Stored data
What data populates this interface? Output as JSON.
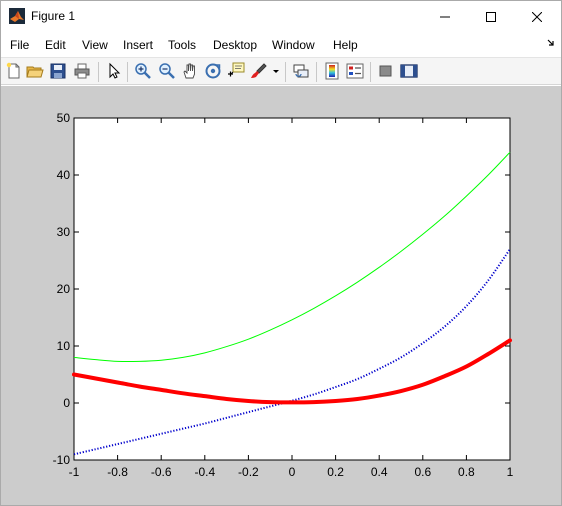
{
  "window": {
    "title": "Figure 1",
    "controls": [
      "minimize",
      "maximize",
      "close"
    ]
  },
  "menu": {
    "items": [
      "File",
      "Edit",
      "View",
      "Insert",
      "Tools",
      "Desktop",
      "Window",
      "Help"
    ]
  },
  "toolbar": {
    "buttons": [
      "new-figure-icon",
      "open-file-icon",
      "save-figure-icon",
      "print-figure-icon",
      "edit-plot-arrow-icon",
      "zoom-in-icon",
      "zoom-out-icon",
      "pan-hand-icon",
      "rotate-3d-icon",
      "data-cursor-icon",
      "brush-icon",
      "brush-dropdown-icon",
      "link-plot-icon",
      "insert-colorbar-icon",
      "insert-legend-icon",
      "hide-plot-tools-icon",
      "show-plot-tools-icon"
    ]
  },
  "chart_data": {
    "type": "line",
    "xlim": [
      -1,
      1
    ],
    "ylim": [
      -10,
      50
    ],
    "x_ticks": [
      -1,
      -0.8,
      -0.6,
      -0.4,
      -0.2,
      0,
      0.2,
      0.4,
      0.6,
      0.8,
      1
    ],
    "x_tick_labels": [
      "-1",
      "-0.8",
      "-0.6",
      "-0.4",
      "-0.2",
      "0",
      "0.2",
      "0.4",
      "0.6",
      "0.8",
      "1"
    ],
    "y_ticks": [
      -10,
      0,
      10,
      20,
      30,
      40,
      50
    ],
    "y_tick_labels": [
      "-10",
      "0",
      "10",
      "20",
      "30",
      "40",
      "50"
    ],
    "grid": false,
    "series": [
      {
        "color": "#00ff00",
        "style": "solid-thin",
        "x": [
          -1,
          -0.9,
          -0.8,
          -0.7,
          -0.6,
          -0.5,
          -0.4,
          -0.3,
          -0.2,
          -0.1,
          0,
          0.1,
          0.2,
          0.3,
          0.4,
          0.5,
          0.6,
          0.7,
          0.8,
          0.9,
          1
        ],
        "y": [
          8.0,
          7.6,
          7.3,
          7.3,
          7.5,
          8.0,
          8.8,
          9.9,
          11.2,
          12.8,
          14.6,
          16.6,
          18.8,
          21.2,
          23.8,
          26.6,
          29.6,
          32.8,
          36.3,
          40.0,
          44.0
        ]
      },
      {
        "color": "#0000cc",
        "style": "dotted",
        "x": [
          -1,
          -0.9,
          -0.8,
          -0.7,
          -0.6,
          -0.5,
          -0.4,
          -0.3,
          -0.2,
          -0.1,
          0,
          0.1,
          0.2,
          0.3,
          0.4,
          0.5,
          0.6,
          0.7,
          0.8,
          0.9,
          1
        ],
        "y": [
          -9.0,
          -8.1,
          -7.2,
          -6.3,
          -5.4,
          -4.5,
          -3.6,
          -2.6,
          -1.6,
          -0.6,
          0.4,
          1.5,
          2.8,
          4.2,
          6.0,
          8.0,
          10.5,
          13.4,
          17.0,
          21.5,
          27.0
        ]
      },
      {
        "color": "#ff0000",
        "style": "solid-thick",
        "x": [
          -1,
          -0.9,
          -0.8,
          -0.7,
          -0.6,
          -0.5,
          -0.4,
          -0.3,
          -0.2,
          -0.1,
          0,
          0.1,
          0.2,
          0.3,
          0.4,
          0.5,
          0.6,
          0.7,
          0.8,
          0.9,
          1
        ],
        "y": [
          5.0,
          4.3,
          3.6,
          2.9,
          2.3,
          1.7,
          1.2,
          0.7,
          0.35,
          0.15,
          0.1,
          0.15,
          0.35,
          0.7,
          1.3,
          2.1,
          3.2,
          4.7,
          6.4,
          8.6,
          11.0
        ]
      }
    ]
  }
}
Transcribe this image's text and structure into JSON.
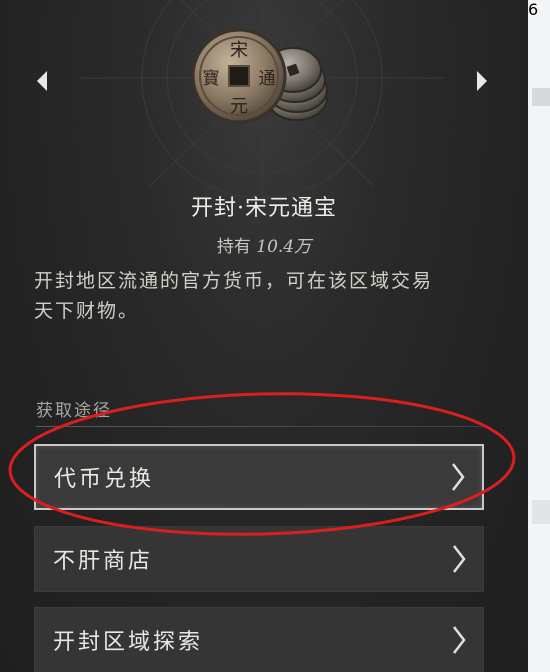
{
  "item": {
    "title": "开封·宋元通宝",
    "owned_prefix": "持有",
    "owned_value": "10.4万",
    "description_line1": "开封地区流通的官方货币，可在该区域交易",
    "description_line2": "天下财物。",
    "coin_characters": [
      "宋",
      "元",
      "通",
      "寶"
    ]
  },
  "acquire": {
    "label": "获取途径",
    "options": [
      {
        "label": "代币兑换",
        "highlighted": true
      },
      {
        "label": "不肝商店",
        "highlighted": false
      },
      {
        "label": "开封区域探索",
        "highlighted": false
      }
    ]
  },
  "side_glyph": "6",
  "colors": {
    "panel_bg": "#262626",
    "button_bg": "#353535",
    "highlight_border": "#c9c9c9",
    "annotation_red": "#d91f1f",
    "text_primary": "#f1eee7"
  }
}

• Prompt
Read the data above and pull out each line that holds the string "style".

• Worked solution
        "style": "solid-thin",
        "style": "dotted",
        "style": "solid-thick",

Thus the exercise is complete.